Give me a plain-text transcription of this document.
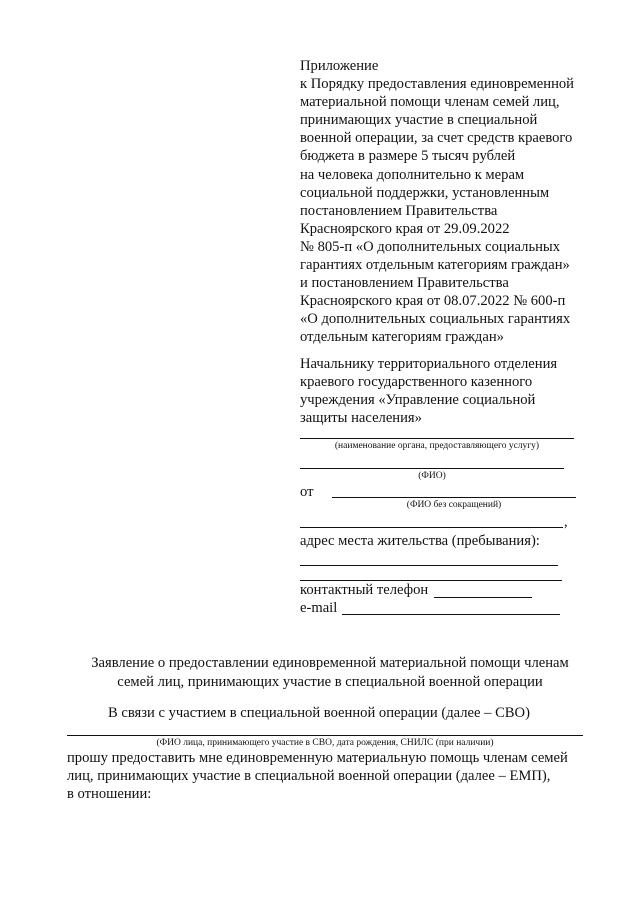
Приложение
к Порядку предоставления единовременной
материальной помощи членам семей лиц,
принимающих участие в специальной
военной операции, за счет средств краевого
бюджета в размере 5 тысяч рублей
на человека дополнительно к мерам
социальной поддержки, установленным
постановлением Правительства
Красноярского края от 29.09.2022
№ 805-п «О дополнительных социальных
гарантиях отдельным категориям граждан»
и постановлением Правительства
Красноярского края от 08.07.2022 № 600-п
«О дополнительных социальных гарантиях
отдельным категориям граждан»
Начальнику территориального отделения
краевого государственного казенного
учреждения «Управление социальной
защиты населения»
(наименование органа, предоставляющего услугу)
(ФИО)
от
(ФИО без сокращений)
,
адрес места жительства (пребывания):
контактный телефон
e-mail
Заявление о предоставлении единовременной материальной помощи членам
семей лиц, принимающих участие в специальной военной операции
В связи с участием в специальной военной операции (далее – СВО)
(ФИО лица, принимающего участие в СВО, дата рождения, СНИЛС (при наличии)
прошу предоставить мне единовременную материальную помощь членам семей
лиц, принимающих участие в специальной военной операции (далее – ЕМП),
в отношении:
------------------------------------------------------------
▸ Task details: Set each line of the records down exactly, leaving every picture out.

▸ Worked solution:
Give me a plain-text transcription of this document.
Приложение
к Порядку предоставления единовременной
материальной помощи членам семей лиц,
принимающих участие в специальной
военной операции, за счет средств краевого
бюджета в размере 5 тысяч рублей
на человека дополнительно к мерам
социальной поддержки, установленным
постановлением Правительства
Красноярского края от 29.09.2022
№ 805-п «О дополнительных социальных
гарантиях отдельным категориям граждан»
и постановлением Правительства
Красноярского края от 08.07.2022 № 600-п
«О дополнительных социальных гарантиях
отдельным категориям граждан»
Начальнику территориального отделения
краевого государственного казенного
учреждения «Управление социальной
защиты населения»
(наименование органа, предоставляющего услугу)
(ФИО)
от
(ФИО без сокращений)
,
адрес места жительства (пребывания):
контактный телефон
e-mail
Заявление о предоставлении единовременной материальной помощи членам
семей лиц, принимающих участие в специальной военной операции
В связи с участием в специальной военной операции (далее – СВО)
(ФИО лица, принимающего участие в СВО, дата рождения, СНИЛС (при наличии)
прошу предоставить мне единовременную материальную помощь членам семей
лиц, принимающих участие в специальной военной операции (далее – ЕМП),
в отношении:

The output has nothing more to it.